> [Available data]
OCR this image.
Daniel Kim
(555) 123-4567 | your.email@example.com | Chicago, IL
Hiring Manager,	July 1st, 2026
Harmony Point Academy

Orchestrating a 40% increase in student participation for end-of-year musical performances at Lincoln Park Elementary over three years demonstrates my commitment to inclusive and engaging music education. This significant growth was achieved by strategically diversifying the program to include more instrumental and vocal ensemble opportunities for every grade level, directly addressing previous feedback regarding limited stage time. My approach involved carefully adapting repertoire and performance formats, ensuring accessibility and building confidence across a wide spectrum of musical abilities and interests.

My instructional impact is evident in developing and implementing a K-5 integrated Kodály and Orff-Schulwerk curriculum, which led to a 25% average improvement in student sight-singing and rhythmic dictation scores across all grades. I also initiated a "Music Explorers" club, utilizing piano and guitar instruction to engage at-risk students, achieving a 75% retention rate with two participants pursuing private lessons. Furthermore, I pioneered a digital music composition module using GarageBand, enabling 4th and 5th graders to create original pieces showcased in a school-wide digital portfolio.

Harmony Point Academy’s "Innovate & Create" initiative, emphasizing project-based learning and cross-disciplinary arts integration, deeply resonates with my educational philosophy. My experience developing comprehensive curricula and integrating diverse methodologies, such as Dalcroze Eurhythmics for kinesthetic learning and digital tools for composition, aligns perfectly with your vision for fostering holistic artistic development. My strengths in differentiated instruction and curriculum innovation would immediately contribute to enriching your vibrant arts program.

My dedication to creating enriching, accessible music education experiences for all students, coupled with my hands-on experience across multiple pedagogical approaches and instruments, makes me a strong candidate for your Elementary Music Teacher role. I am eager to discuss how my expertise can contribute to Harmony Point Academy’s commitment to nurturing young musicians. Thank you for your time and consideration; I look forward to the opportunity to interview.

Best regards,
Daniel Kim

> [Exercise goal]
Go through the listing and print each line exactly as it appears.

> [Result]
OCR this image.
Daniel Kim
(555) 123-4567 | your.email@example.com | Chicago, IL
Hiring Manager,	July 1st, 2026
Harmony Point Academy

Orchestrating a 40% increase in student participation for end-of-year musical performances at Lincoln Park Elementary over three years demonstrates my commitment to inclusive and engaging music education. This significant growth was achieved by strategically diversifying the program to include more instrumental and vocal ensemble opportunities for every grade level, directly addressing previous feedback regarding limited stage time. My approach involved carefully adapting repertoire and performance formats, ensuring accessibility and building confidence across a wide spectrum of musical abilities and interests.

My instructional impact is evident in developing and implementing a K-5 integrated Kodály and Orff-Schulwerk curriculum, which led to a 25% average improvement in student sight-singing and rhythmic dictation scores across all grades. I also initiated a "Music Explorers" club, utilizing piano and guitar instruction to engage at-risk students, achieving a 75% retention rate with two participants pursuing private lessons. Furthermore, I pioneered a digital music composition module using GarageBand, enabling 4th and 5th graders to create original pieces showcased in a school-wide digital portfolio.

Harmony Point Academy’s "Innovate & Create" initiative, emphasizing project-based learning and cross-disciplinary arts integration, deeply resonates with my educational philosophy. My experience developing comprehensive curricula and integrating diverse methodologies, such as Dalcroze Eurhythmics for kinesthetic learning and digital tools for composition, aligns perfectly with your vision for fostering holistic artistic development. My strengths in differentiated instruction and curriculum innovation would immediately contribute to enriching your vibrant arts program.

My dedication to creating enriching, accessible music education experiences for all students, coupled with my hands-on experience across multiple pedagogical approaches and instruments, makes me a strong candidate for your Elementary Music Teacher role. I am eager to discuss how my expertise can contribute to Harmony Point Academy’s commitment to nurturing young musicians. Thank you for your time and consideration; I look forward to the opportunity to interview.

Best regards,
Daniel Kim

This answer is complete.